- _The problem_:
Give the count of lines containing the string "mmol", with no other output.

- _Provided records_:
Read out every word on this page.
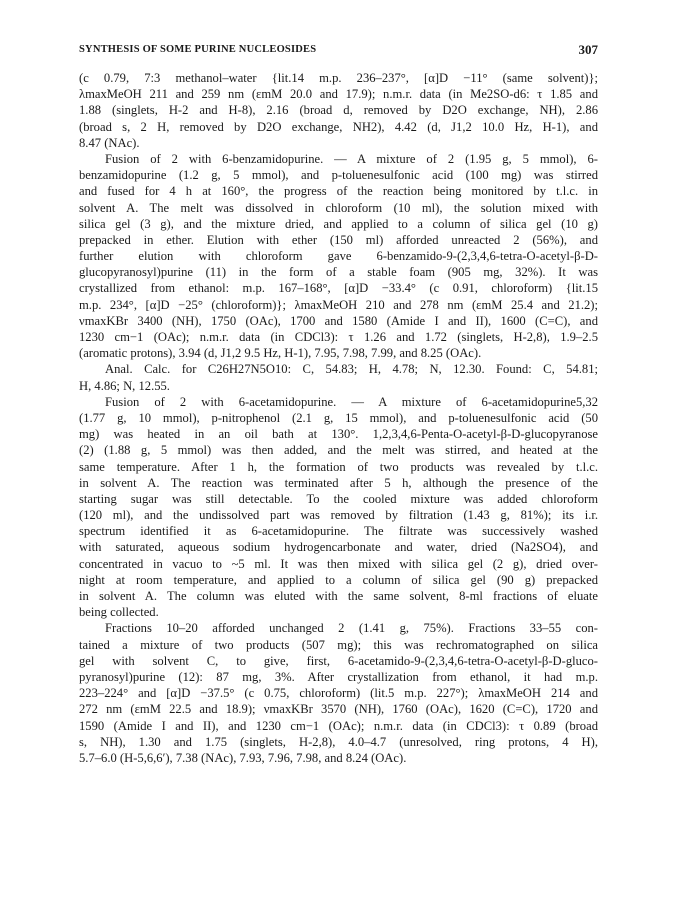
SYNTHESIS OF SOME PURINE NUCLEOSIDES	307
(c 0.79, 7:3 methanol–water {lit.14 m.p. 236–237°, [α]D −11° (same solvent)};
λmaxMeOH 211 and 259 nm (εmM 20.0 and 17.9); n.m.r. data (in Me2SO-d6: τ 1.85 and
1.88 (singlets, H-2 and H-8), 2.16 (broad d, removed by D2O exchange, NH), 2.86
(broad s, 2 H, removed by D2O exchange, NH2), 4.42 (d, J1,2 10.0 Hz, H-1), and
8.47 (NAc).
Fusion of 2 with 6-benzamidopurine. — A mixture of 2 (1.95 g, 5 mmol), 6-
benzamidopurine (1.2 g, 5 mmol), and p-toluenesulfonic acid (100 mg) was stirred
and fused for 4 h at 160°, the progress of the reaction being monitored by t.l.c. in
solvent A. The melt was dissolved in chloroform (10 ml), the solution mixed with
silica gel (3 g), and the mixture dried, and applied to a column of silica gel (10 g)
prepacked in ether. Elution with ether (150 ml) afforded unreacted 2 (56%), and
further elution with chloroform gave 6-benzamido-9-(2,3,4,6-tetra-O-acetyl-β-D-
glucopyranosyl)purine (11) in the form of a stable foam (905 mg, 32%). It was
crystallized from ethanol: m.p. 167–168°, [α]D −33.4° (c 0.91, chloroform) {lit.15
m.p. 234°, [α]D −25° (chloroform)}; λmaxMeOH 210 and 278 nm (εmM 25.4 and 21.2);
νmaxKBr 3400 (NH), 1750 (OAc), 1700 and 1580 (Amide I and II), 1600 (C=C), and
1230 cm−1 (OAc); n.m.r. data (in CDCl3): τ 1.26 and 1.72 (singlets, H-2,8), 1.9–2.5
(aromatic protons), 3.94 (d, J1,2 9.5 Hz, H-1), 7.95, 7.98, 7.99, and 8.25 (OAc).
Anal. Calc. for C26H27N5O10: C, 54.83; H, 4.78; N, 12.30. Found: C, 54.81;
H, 4.86; N, 12.55.
Fusion of 2 with 6-acetamidopurine. — A mixture of 6-acetamidopurine5,32
(1.77 g, 10 mmol), p-nitrophenol (2.1 g, 15 mmol), and p-toluenesulfonic acid (50
mg) was heated in an oil bath at 130°. 1,2,3,4,6-Penta-O-acetyl-β-D-glucopyranose
(2) (1.88 g, 5 mmol) was then added, and the melt was stirred, and heated at the
same temperature. After 1 h, the formation of two products was revealed by t.l.c.
in solvent A. The reaction was terminated after 5 h, although the presence of the
starting sugar was still detectable. To the cooled mixture was added chloroform
(120 ml), and the undissolved part was removed by filtration (1.43 g, 81%); its i.r.
spectrum identified it as 6-acetamidopurine. The filtrate was successively washed
with saturated, aqueous sodium hydrogencarbonate and water, dried (Na2SO4), and
concentrated in vacuo to ~5 ml. It was then mixed with silica gel (2 g), dried over-
night at room temperature, and applied to a column of silica gel (90 g) prepacked
in solvent A. The column was eluted with the same solvent, 8-ml fractions of eluate
being collected.
Fractions 10–20 afforded unchanged 2 (1.41 g, 75%). Fractions 33–55 con-
tained a mixture of two products (507 mg); this was rechromatographed on silica
gel with solvent C, to give, first, 6-acetamido-9-(2,3,4,6-tetra-O-acetyl-β-D-gluco-
pyranosyl)purine (12): 87 mg, 3%. After crystallization from ethanol, it had m.p.
223–224° and [α]D −37.5° (c 0.75, chloroform) (lit.5 m.p. 227°); λmaxMeOH 214 and
272 nm (εmM 22.5 and 18.9); νmaxKBr 3570 (NH), 1760 (OAc), 1620 (C=C), 1720 and
1590 (Amide I and II), and 1230 cm−1 (OAc); n.m.r. data (in CDCl3): τ 0.89 (broad
s, NH), 1.30 and 1.75 (singlets, H-2,8), 4.0–4.7 (unresolved, ring protons, 4 H),
5.7–6.0 (H-5,6,6′), 7.38 (NAc), 7.93, 7.96, 7.98, and 8.24 (OAc).
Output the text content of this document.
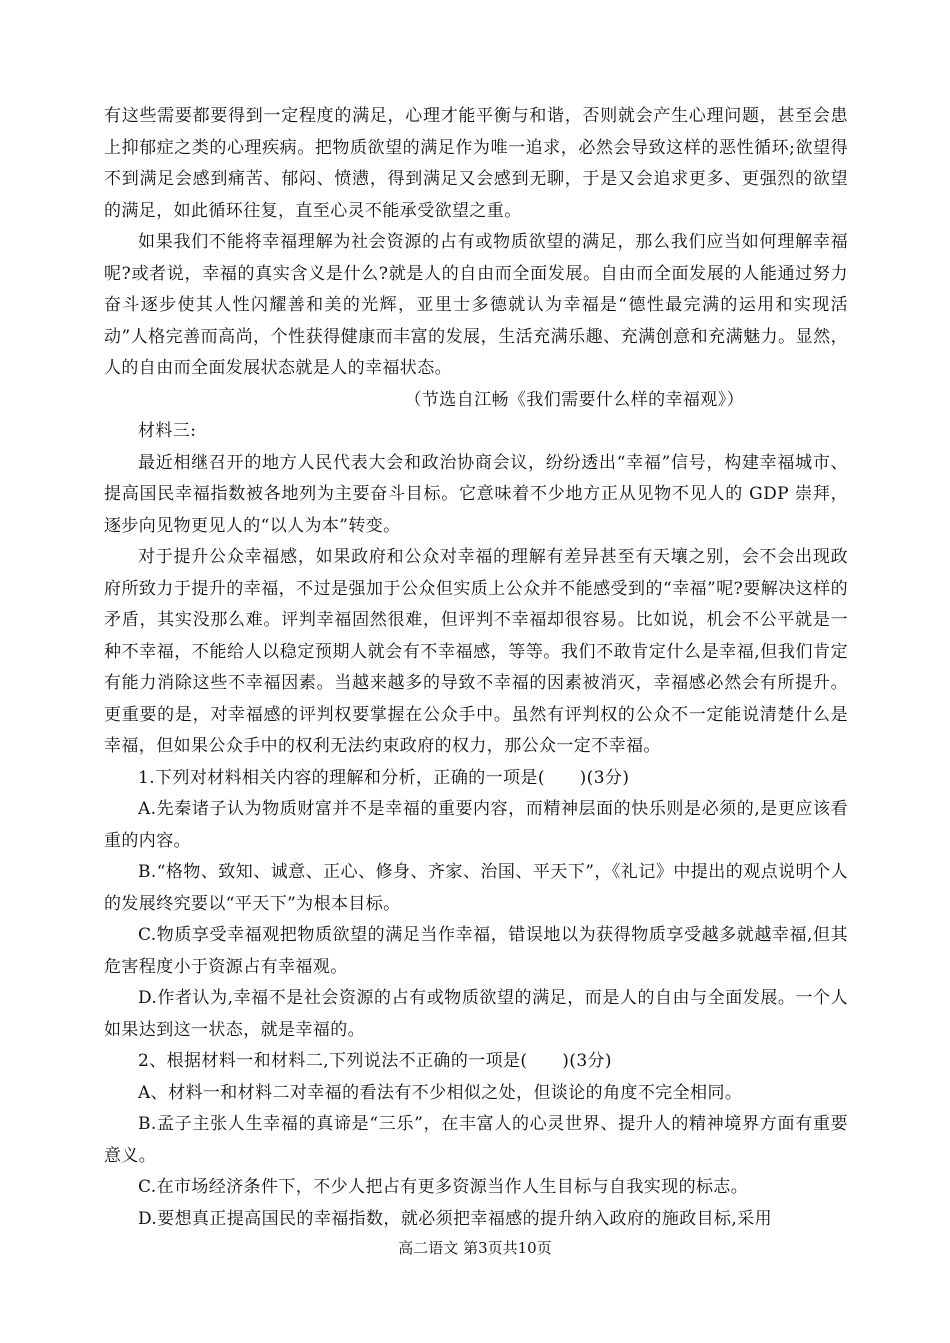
有这些需要都要得到一定程度的满足，心理才能平衡与和谐，否则就会产生心理问题，甚至会患上抑郁症之类的心理疾病。把物质欲望的满足作为唯一追求，必然会导致这样的恶性循环;欲望得不到满足会感到痛苦、郁闷、愤懑，得到满足又会感到无聊，于是又会追求更多、更强烈的欲望的满足，如此循环往复，直至心灵不能承受欲望之重。

如果我们不能将幸福理解为社会资源的占有或物质欲望的满足，那么我们应当如何理解幸福呢?或者说，幸福的真实含义是什么?就是人的自由而全面发展。自由而全面发展的人能通过努力奋斗逐步使其人性闪耀善和美的光辉，亚里士多德就认为幸福是“德性最完满的运用和实现活动”人格完善而高尚，个性获得健康而丰富的发展，生活充满乐趣、充满创意和充满魅力。显然，人的自由而全面发展状态就是人的幸福状态。

（节选自江畅《我们需要什么样的幸福观》）

材料三:

最近相继召开的地方人民代表大会和政治协商会议，纷纷透出“幸福”信号，构建幸福城市、提高国民幸福指数被各地列为主要奋斗目标。它意味着不少地方正从见物不见人的 GDP 崇拜，逐步向见物更见人的“以人为本”转变。

对于提升公众幸福感，如果政府和公众对幸福的理解有差异甚至有天壤之别，会不会出现政府所致力于提升的幸福，不过是强加于公众但实质上公众并不能感受到的“幸福”呢?要解决这样的矛盾，其实没那么难。评判幸福固然很难，但评判不幸福却很容易。比如说，机会不公平就是一种不幸福，不能给人以稳定预期人就会有不幸福感，等等。我们不敢肯定什么是幸福,但我们肯定有能力消除这些不幸福因素。当越来越多的导致不幸福的因素被消灭，幸福感必然会有所提升。更重要的是，对幸福感的评判权要掌握在公众手中。虽然有评判权的公众不一定能说清楚什么是幸福，但如果公众手中的权利无法约束政府的权力，那公众一定不幸福。

1.下列对材料相关内容的理解和分析，正确的一项是(　　)(3分)

A.先秦诸子认为物质财富并不是幸福的重要内容，而精神层面的快乐则是必须的,是更应该看重的内容。

B.“格物、致知、诚意、正心、修身、齐家、治国、平天下”，《礼记》中提出的观点说明个人的发展终究要以“平天下”为根本目标。

C.物质享受幸福观把物质欲望的满足当作幸福，错误地以为获得物质享受越多就越幸福,但其危害程度小于资源占有幸福观。

D.作者认为,幸福不是社会资源的占有或物质欲望的满足，而是人的自由与全面发展。一个人如果达到这一状态，就是幸福的。

2、根据材料一和材料二,下列说法不正确的一项是(　　)(3分)

A、材料一和材料二对幸福的看法有不少相似之处，但谈论的角度不完全相同。

B.孟子主张人生幸福的真谛是“三乐”，在丰富人的心灵世界、提升人的精神境界方面有重要意义。

C.在市场经济条件下，不少人把占有更多资源当作人生目标与自我实现的标志。

D.要想真正提高国民的幸福指数，就必须把幸福感的提升纳入政府的施政目标,采用

高二语文 第3页共10页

- _Answer in full_:
4